##### Raw data

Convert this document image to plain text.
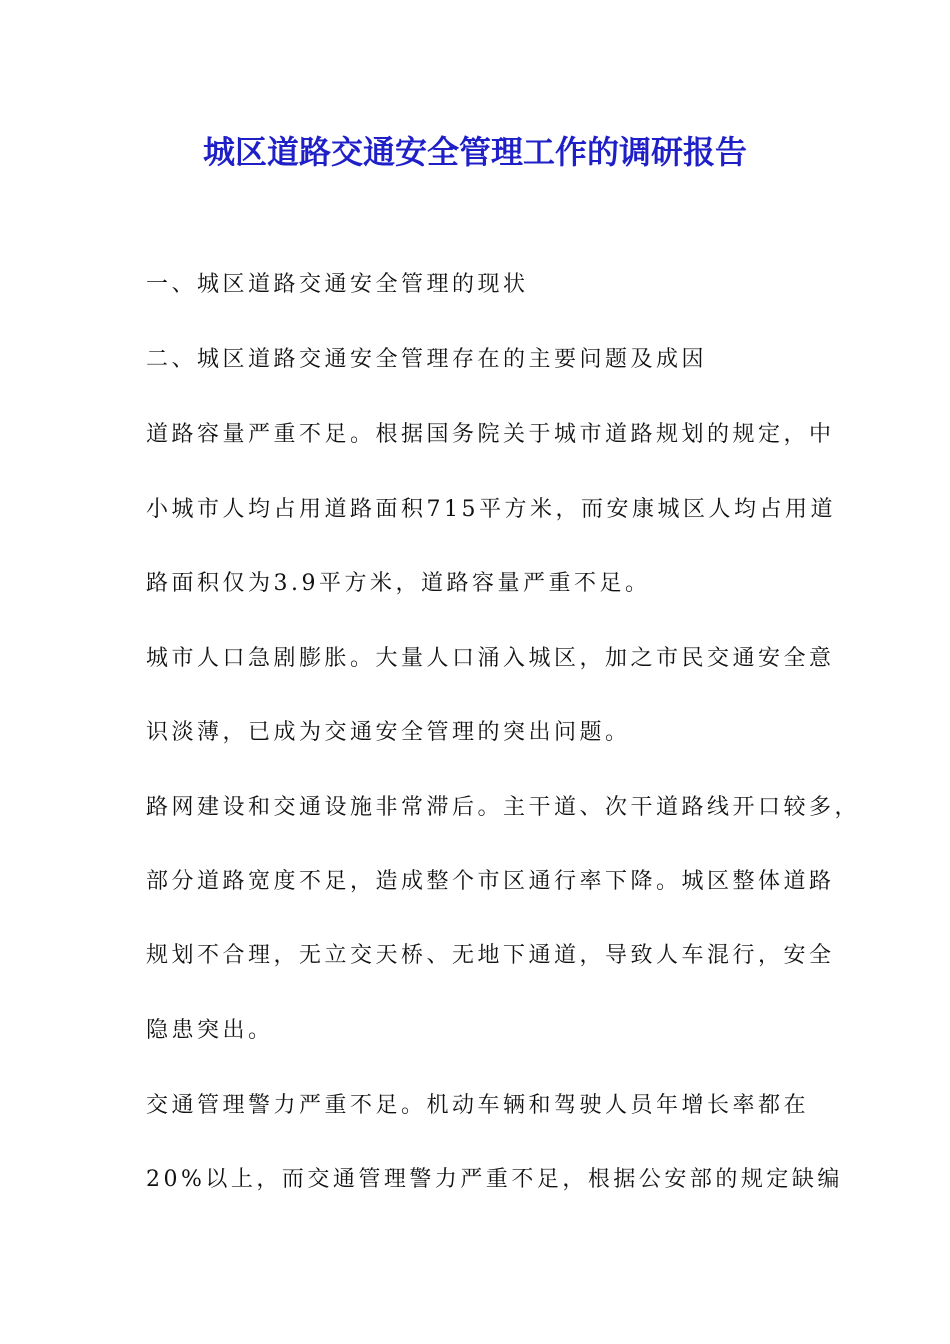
城区道路交通安全管理工作的调研报告

一、城区道路交通安全管理的现状

二、城区道路交通安全管理存在的主要问题及成因

道路容量严重不足。根据国务院关于城市道路规划的规定，中

小城市人均占用道路面积715平方米，而安康城区人均占用道

路面积仅为3.9平方米，道路容量严重不足。

城市人口急剧膨胀。大量人口涌入城区，加之市民交通安全意

识淡薄，已成为交通安全管理的突出问题。

路网建设和交通设施非常滞后。主干道、次干道路线开口较多，

部分道路宽度不足，造成整个市区通行率下降。城区整体道路

规划不合理，无立交天桥、无地下通道，导致人车混行，安全

隐患突出。

交通管理警力严重不足。机动车辆和驾驶人员年增长率都在

20%以上，而交通管理警力严重不足，根据公安部的规定缺编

##########

▶ Exercise instructions: Go through the entries above and copy every line containing "道路容量严重不足".

▶ Solved problem:
道路容量严重不足。根据国务院关于城市道路规划的规定，中
路面积仅为3.9平方米，道路容量严重不足。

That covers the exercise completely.